▶ Task: Render the lines below as a numbered list, leaving out any blank lines.
* start *
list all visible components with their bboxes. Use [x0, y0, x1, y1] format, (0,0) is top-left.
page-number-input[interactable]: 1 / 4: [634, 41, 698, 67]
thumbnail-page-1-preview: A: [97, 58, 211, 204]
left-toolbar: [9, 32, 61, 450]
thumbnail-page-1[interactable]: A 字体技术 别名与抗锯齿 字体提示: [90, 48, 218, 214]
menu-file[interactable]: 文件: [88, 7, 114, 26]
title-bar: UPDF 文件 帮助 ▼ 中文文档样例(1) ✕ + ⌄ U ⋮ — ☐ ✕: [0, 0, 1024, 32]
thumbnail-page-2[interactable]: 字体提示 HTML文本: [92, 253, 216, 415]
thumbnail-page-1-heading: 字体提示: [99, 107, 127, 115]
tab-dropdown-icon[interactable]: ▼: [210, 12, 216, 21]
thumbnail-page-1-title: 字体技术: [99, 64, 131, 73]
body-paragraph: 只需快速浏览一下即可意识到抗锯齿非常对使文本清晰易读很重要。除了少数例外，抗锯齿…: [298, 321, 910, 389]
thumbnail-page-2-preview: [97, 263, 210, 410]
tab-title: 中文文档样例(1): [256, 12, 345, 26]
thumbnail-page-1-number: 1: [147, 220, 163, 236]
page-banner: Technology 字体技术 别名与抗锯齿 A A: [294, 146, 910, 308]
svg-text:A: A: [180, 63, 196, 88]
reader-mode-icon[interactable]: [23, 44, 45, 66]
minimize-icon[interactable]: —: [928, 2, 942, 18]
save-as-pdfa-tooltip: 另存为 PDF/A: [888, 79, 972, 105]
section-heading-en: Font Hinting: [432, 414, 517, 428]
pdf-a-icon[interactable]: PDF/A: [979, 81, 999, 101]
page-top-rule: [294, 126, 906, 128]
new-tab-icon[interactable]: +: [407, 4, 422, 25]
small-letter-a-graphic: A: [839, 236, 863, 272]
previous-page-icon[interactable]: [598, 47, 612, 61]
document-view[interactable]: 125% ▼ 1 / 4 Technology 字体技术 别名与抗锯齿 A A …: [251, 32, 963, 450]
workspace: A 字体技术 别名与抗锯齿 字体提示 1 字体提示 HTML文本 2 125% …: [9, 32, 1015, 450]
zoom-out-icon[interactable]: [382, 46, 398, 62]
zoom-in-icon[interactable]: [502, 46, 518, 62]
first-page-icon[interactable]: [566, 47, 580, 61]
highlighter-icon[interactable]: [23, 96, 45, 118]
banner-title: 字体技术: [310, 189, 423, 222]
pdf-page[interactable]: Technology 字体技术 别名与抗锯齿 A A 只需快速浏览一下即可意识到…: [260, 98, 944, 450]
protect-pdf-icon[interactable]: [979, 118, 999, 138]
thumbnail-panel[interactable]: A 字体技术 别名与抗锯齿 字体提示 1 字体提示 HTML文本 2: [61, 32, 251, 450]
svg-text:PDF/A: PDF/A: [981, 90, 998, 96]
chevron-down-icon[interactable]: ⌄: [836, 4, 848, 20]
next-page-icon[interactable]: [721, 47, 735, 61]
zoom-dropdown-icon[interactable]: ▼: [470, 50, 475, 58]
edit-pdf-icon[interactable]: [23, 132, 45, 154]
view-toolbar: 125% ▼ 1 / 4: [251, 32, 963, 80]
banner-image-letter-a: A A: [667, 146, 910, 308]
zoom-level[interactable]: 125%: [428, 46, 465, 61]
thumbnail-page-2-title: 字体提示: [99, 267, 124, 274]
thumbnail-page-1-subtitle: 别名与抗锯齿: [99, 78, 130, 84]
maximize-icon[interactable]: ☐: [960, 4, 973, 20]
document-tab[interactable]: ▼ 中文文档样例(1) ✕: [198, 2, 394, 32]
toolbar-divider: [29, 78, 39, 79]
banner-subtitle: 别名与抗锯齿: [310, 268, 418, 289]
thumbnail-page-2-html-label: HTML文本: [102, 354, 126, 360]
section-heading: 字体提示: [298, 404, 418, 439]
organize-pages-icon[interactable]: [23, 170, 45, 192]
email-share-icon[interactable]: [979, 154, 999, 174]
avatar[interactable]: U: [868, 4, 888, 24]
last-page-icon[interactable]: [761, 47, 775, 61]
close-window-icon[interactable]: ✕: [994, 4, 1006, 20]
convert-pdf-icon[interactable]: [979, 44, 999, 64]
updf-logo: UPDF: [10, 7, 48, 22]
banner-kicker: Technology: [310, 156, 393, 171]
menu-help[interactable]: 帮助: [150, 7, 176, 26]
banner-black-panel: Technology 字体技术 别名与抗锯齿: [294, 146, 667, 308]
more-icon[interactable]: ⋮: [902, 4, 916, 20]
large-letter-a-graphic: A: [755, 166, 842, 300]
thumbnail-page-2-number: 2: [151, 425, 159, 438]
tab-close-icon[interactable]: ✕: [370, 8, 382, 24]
* end *
▶ Answer to this exercise:
1. list all visible components with their bboxes. Use [x0, y0, x1, y1] format, (0,0) is top-left.
2. page-number-input[interactable]: 1 / 4: [634, 41, 698, 67]
3. thumbnail-page-1-preview: A: [97, 58, 211, 204]
4. left-toolbar: [9, 32, 61, 450]
5. thumbnail-page-1[interactable]: A 字体技术 别名与抗锯齿 字体提示: [90, 48, 218, 214]
6. menu-file[interactable]: 文件: [88, 7, 114, 26]
7. title-bar: UPDF 文件 帮助 ▼ 中文文档样例(1) ✕ + ⌄ U ⋮ — ☐ ✕: [0, 0, 1024, 32]
8. thumbnail-page-2[interactable]: 字体提示 HTML文本: [92, 253, 216, 415]
9. thumbnail-page-1-heading: 字体提示: [99, 107, 127, 115]
10. tab-dropdown-icon[interactable]: ▼: [210, 12, 216, 21]
11. thumbnail-page-1-title: 字体技术: [99, 64, 131, 73]
12. body-paragraph: 只需快速浏览一下即可意识到抗锯齿非常对使文本清晰易读很重要。除了少数例外，抗锯齿…: [298, 321, 910, 389]
13. thumbnail-page-2-preview: [97, 263, 210, 410]
14. tab-title: 中文文档样例(1): [256, 12, 345, 26]
15. thumbnail-page-1-number: 1: [147, 220, 163, 236]
16. page-banner: Technology 字体技术 别名与抗锯齿 A A: [294, 146, 910, 308]
17. svg-text:A: A: [180, 63, 196, 88]
18. reader-mode-icon[interactable]: [23, 44, 45, 66]
19. minimize-icon[interactable]: —: [928, 2, 942, 18]
20. save-as-pdfa-tooltip: 另存为 PDF/A: [888, 79, 972, 105]
21. section-heading-en: Font Hinting: [432, 414, 517, 428]
22. pdf-a-icon[interactable]: PDF/A: [979, 81, 999, 101]
23. page-top-rule: [294, 126, 906, 128]
24. new-tab-icon[interactable]: +: [407, 4, 422, 25]
25. small-letter-a-graphic: A: [839, 236, 863, 272]
26. previous-page-icon[interactable]: [598, 47, 612, 61]
27. document-view[interactable]: 125% ▼ 1 / 4 Technology 字体技术 别名与抗锯齿 A A …: [251, 32, 963, 450]
28. workspace: A 字体技术 别名与抗锯齿 字体提示 1 字体提示 HTML文本 2 125% …: [9, 32, 1015, 450]
29. zoom-out-icon[interactable]: [382, 46, 398, 62]
30. zoom-in-icon[interactable]: [502, 46, 518, 62]
31. first-page-icon[interactable]: [566, 47, 580, 61]
32. highlighter-icon[interactable]: [23, 96, 45, 118]
33. banner-title: 字体技术: [310, 189, 423, 222]
34. pdf-page[interactable]: Technology 字体技术 别名与抗锯齿 A A 只需快速浏览一下即可意识到…: [260, 98, 944, 450]
35. protect-pdf-icon[interactable]: [979, 118, 999, 138]
36. thumbnail-panel[interactable]: A 字体技术 别名与抗锯齿 字体提示 1 字体提示 HTML文本 2: [61, 32, 251, 450]
37. svg-text:PDF/A: PDF/A: [981, 90, 998, 96]
38. chevron-down-icon[interactable]: ⌄: [836, 4, 848, 20]
39. next-page-icon[interactable]: [721, 47, 735, 61]
40. zoom-dropdown-icon[interactable]: ▼: [470, 50, 475, 58]
41. edit-pdf-icon[interactable]: [23, 132, 45, 154]
42. view-toolbar: 125% ▼ 1 / 4: [251, 32, 963, 80]
43. banner-image-letter-a: A A: [667, 146, 910, 308]
44. zoom-level[interactable]: 125%: [428, 46, 465, 61]
45. thumbnail-page-2-title: 字体提示: [99, 267, 124, 274]
46. thumbnail-page-1-subtitle: 别名与抗锯齿: [99, 78, 130, 84]
47. maximize-icon[interactable]: ☐: [960, 4, 973, 20]
48. document-tab[interactable]: ▼ 中文文档样例(1) ✕: [198, 2, 394, 32]
49. toolbar-divider: [29, 78, 39, 79]
50. banner-subtitle: 别名与抗锯齿: [310, 268, 418, 289]
51. thumbnail-page-2-html-label: HTML文本: [102, 354, 126, 360]
52. section-heading: 字体提示: [298, 404, 418, 439]
53. organize-pages-icon[interactable]: [23, 170, 45, 192]
54. email-share-icon[interactable]: [979, 154, 999, 174]
55. avatar[interactable]: U: [868, 4, 888, 24]
56. last-page-icon[interactable]: [761, 47, 775, 61]
57. close-window-icon[interactable]: ✕: [994, 4, 1006, 20]
58. convert-pdf-icon[interactable]: [979, 44, 999, 64]
59. updf-logo: UPDF: [10, 7, 48, 22]
60. banner-kicker: Technology: [310, 156, 393, 171]
61. menu-help[interactable]: 帮助: [150, 7, 176, 26]
62. banner-black-panel: Technology 字体技术 别名与抗锯齿: [294, 146, 667, 308]
63. more-icon[interactable]: ⋮: [902, 4, 916, 20]
64. large-letter-a-graphic: A: [755, 166, 842, 300]
65. thumbnail-page-2-number: 2: [151, 425, 159, 438]
66. tab-close-icon[interactable]: ✕: [370, 8, 382, 24]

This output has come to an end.